» Objective
Retype all of the data. Every line must match exactly.

(Saved entries)
-- Start --

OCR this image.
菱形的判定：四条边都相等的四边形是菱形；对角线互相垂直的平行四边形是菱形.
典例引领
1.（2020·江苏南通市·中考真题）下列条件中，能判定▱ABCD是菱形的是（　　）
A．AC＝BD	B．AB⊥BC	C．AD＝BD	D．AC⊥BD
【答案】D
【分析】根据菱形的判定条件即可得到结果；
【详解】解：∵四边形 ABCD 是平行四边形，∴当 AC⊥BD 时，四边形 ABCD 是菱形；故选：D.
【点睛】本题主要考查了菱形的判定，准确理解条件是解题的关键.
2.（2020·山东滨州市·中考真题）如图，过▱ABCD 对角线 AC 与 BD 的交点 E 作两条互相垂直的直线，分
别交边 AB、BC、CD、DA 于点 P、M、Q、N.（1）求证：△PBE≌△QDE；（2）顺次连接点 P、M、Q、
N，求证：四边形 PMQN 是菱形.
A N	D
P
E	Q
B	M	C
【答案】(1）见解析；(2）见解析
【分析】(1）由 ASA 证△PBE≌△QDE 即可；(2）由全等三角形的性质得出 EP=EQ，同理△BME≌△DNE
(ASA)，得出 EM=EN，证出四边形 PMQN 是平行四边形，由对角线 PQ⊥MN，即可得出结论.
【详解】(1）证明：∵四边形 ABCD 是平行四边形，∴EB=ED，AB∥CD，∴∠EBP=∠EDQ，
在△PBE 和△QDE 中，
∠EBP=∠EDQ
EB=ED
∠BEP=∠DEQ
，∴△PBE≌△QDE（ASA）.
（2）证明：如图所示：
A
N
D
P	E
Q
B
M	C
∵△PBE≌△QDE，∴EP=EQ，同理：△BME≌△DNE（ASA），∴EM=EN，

-- End --

» Exercise result
OCR this image.
菱形的判定：四条边都相等的四边形是菱形；对角线互相垂直的平行四边形是菱形.
典例引领
1.（2020·江苏南通市·中考真题）下列条件中，能判定▱ABCD是菱形的是（　　）
A．AC＝BD	B．AB⊥BC	C．AD＝BD	D．AC⊥BD
【答案】D
【分析】根据菱形的判定条件即可得到结果；
【详解】解：∵四边形 ABCD 是平行四边形，∴当 AC⊥BD 时，四边形 ABCD 是菱形；故选：D.
【点睛】本题主要考查了菱形的判定，准确理解条件是解题的关键.
2.（2020·山东滨州市·中考真题）如图，过▱ABCD 对角线 AC 与 BD 的交点 E 作两条互相垂直的直线，分
别交边 AB、BC、CD、DA 于点 P、M、Q、N.（1）求证：△PBE≌△QDE；（2）顺次连接点 P、M、Q、
N，求证：四边形 PMQN 是菱形.
A N	D
P
E	Q
B	M	C
【答案】(1）见解析；(2）见解析
【分析】(1）由 ASA 证△PBE≌△QDE 即可；(2）由全等三角形的性质得出 EP=EQ，同理△BME≌△DNE
(ASA)，得出 EM=EN，证出四边形 PMQN 是平行四边形，由对角线 PQ⊥MN，即可得出结论.
【详解】(1）证明：∵四边形 ABCD 是平行四边形，∴EB=ED，AB∥CD，∴∠EBP=∠EDQ，
在△PBE 和△QDE 中，
∠EBP=∠EDQ
EB=ED
∠BEP=∠DEQ
，∴△PBE≌△QDE（ASA）.
（2）证明：如图所示：
A
N
D
P	E
Q
B
M	C
∵△PBE≌△QDE，∴EP=EQ，同理：△BME≌△DNE（ASA），∴EM=EN，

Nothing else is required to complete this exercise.